> TASK GOAL:
Copy out each line below that has the word "średnia" in it.

> Records from a collection of figures:
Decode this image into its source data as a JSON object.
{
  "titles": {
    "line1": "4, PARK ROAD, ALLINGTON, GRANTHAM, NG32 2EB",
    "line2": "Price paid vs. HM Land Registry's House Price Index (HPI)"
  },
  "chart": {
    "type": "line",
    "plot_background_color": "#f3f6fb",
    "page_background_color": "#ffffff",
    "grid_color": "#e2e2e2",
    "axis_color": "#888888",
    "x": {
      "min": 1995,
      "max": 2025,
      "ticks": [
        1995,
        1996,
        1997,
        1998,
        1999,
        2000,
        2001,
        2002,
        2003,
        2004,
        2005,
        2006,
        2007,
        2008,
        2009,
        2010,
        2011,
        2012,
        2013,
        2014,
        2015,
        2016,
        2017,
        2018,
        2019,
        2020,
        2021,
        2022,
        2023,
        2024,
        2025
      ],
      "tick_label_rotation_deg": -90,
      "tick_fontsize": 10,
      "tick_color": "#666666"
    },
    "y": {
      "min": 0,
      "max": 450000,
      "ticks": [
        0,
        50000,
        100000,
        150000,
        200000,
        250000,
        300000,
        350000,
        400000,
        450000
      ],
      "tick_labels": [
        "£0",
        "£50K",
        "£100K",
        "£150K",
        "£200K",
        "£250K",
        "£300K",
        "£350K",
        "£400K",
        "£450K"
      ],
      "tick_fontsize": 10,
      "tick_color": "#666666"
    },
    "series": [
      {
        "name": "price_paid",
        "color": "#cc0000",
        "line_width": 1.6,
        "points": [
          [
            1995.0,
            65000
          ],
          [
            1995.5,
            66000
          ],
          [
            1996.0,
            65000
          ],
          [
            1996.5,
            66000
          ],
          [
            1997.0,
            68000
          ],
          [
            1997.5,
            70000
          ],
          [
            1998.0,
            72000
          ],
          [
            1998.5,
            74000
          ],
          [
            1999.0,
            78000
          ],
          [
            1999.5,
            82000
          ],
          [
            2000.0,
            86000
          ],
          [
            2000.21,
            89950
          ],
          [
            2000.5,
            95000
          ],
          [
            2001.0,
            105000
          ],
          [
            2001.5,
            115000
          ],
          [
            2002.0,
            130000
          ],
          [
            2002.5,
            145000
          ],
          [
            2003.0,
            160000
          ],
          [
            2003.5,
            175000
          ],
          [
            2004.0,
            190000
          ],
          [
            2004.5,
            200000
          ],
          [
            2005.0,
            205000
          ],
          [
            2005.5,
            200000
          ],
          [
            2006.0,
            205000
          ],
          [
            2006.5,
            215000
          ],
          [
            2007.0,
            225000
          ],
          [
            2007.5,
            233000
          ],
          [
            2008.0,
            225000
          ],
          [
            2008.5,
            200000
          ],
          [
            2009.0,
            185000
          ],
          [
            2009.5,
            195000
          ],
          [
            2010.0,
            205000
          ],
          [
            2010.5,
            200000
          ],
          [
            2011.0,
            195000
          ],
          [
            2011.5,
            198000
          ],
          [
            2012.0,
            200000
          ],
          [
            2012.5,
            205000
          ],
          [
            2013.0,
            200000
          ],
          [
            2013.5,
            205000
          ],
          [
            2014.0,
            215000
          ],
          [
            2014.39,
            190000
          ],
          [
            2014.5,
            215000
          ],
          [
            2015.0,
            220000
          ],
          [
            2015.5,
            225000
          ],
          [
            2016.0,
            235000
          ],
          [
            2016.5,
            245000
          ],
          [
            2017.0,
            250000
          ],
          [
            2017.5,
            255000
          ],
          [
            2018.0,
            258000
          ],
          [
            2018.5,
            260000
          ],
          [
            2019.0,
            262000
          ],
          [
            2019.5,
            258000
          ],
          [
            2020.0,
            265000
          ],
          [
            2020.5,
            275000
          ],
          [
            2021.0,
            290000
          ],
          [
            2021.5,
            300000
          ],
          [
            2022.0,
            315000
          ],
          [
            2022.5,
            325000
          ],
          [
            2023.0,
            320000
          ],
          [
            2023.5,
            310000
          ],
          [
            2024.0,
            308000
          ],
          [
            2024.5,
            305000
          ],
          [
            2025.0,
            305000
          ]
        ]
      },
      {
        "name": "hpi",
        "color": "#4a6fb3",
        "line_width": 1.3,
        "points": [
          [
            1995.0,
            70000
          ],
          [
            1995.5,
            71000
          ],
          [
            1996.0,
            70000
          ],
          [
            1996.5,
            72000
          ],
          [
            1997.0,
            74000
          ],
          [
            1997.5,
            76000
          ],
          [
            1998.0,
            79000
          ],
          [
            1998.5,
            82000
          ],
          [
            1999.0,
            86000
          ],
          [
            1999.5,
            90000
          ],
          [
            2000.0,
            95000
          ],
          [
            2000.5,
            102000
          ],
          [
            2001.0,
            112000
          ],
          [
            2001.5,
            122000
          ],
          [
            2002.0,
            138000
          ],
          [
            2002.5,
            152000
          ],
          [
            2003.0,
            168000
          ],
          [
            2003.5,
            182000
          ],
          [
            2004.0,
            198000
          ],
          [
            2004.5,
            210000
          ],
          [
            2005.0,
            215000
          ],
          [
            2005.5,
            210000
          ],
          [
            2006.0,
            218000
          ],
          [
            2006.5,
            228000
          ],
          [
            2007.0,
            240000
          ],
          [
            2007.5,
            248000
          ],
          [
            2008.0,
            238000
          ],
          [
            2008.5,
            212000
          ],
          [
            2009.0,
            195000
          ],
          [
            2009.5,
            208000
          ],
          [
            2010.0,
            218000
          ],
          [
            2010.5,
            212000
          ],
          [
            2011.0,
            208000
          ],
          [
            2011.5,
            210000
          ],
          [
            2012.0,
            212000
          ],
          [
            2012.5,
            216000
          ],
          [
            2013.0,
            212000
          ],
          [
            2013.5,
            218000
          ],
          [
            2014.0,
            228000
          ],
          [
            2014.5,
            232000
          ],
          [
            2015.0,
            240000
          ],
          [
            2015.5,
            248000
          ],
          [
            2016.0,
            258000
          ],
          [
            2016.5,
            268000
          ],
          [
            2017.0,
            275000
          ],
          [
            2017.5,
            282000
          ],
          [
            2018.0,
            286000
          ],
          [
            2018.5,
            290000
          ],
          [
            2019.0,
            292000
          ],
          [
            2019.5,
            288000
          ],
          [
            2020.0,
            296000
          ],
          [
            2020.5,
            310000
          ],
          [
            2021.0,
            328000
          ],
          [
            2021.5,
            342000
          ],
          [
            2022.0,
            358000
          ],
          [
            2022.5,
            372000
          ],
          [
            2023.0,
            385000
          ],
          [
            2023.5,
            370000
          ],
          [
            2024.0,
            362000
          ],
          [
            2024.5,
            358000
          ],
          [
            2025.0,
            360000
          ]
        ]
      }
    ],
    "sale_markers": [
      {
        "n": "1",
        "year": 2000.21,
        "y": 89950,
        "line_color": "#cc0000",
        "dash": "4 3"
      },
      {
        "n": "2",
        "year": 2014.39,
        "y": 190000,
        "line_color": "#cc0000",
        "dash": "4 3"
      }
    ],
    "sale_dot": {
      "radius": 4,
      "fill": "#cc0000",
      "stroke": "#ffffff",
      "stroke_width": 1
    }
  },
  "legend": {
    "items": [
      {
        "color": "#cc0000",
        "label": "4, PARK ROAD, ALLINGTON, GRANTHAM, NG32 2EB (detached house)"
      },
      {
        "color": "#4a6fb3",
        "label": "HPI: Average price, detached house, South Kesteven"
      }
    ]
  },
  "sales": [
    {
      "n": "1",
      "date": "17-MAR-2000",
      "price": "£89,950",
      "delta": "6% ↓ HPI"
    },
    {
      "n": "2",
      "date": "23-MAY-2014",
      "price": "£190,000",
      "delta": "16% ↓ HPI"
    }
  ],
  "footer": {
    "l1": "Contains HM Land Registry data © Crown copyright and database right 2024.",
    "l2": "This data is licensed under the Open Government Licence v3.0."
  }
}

---

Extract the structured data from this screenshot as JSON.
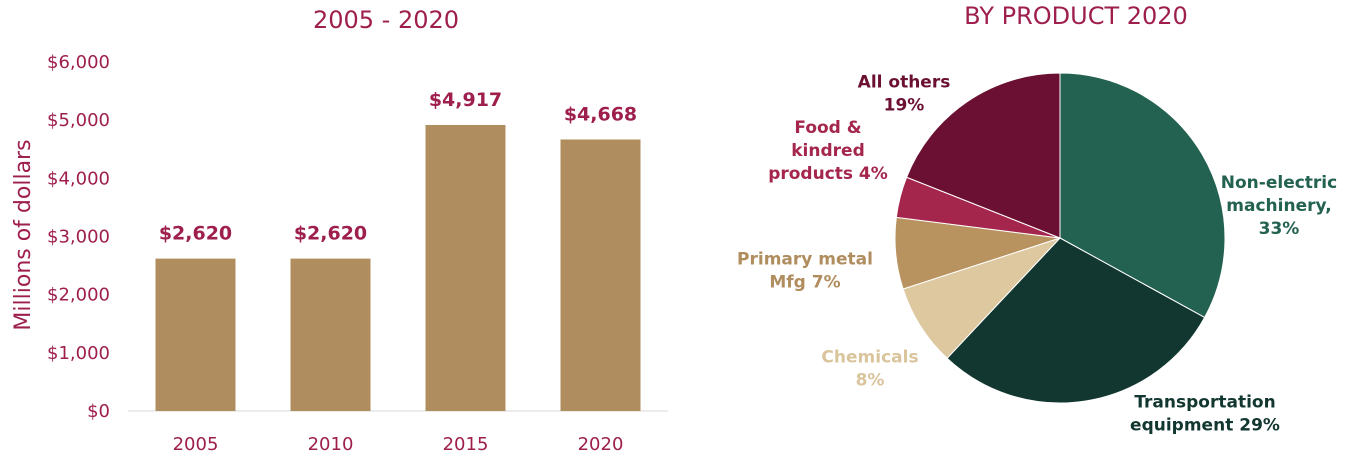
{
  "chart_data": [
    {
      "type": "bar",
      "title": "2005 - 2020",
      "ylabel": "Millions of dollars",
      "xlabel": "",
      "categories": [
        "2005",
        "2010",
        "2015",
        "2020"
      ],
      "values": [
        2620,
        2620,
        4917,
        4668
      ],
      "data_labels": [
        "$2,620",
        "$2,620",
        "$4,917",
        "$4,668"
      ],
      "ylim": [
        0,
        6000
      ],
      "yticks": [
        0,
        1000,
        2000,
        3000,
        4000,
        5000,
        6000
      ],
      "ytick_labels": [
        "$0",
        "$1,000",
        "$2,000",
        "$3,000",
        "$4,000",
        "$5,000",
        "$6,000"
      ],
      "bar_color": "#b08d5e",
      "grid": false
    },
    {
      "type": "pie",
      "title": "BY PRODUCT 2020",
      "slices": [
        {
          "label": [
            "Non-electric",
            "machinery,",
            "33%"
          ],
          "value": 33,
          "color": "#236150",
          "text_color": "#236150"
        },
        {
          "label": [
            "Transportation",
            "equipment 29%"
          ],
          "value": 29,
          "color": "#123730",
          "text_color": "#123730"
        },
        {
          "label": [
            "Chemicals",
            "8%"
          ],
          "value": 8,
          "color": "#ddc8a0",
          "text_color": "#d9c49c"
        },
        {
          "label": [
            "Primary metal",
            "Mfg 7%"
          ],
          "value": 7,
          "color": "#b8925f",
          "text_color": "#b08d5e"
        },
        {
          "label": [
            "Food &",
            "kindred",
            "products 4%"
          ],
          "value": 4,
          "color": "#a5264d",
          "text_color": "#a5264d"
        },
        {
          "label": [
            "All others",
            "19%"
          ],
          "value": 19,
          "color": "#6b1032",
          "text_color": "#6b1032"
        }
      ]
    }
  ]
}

* * *

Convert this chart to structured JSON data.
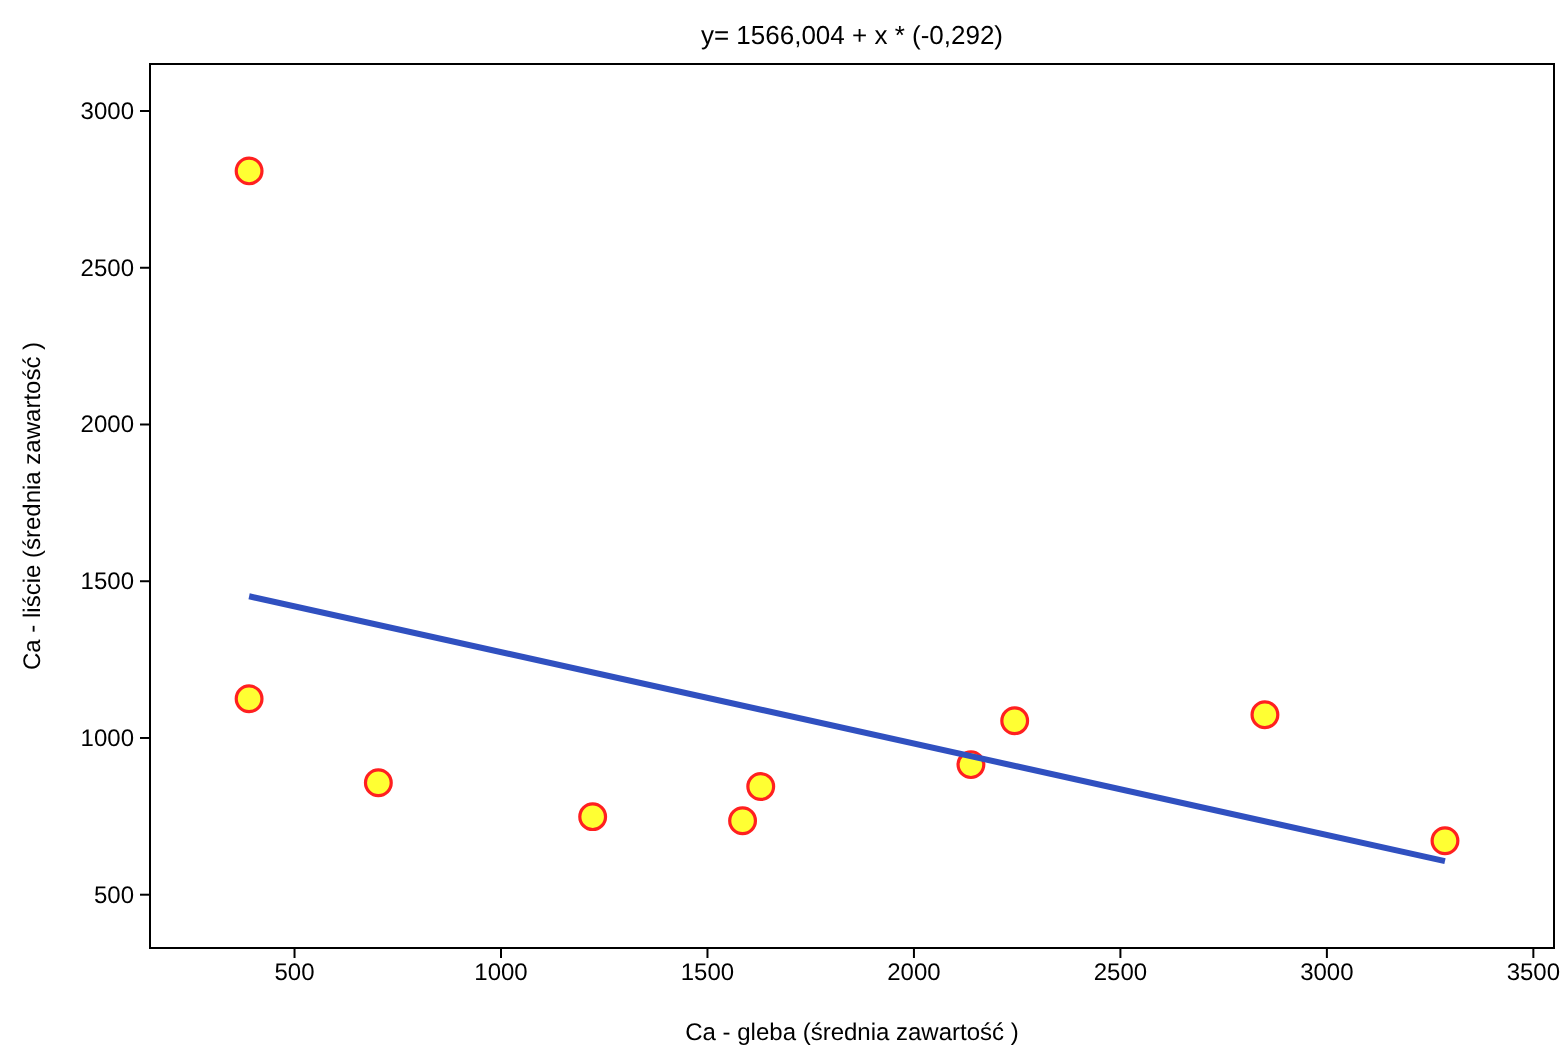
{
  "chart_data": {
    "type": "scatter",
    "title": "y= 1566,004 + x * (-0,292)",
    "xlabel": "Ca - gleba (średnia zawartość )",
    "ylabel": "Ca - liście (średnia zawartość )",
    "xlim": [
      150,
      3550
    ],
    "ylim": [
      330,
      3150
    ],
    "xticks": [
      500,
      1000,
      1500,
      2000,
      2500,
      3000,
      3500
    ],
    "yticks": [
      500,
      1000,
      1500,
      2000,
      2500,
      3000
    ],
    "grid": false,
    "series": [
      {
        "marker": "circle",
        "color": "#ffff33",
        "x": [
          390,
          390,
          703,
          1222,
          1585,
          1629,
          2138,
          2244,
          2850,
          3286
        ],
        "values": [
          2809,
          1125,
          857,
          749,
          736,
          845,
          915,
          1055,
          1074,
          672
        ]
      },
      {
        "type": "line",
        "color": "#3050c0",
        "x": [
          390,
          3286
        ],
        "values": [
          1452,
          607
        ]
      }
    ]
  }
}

> ANSWER TO THIS EXERCISE:
    "xlabel": "Ca - gleba (średnia zawartość )",
    "ylabel": "Ca - liście (średnia zawartość )",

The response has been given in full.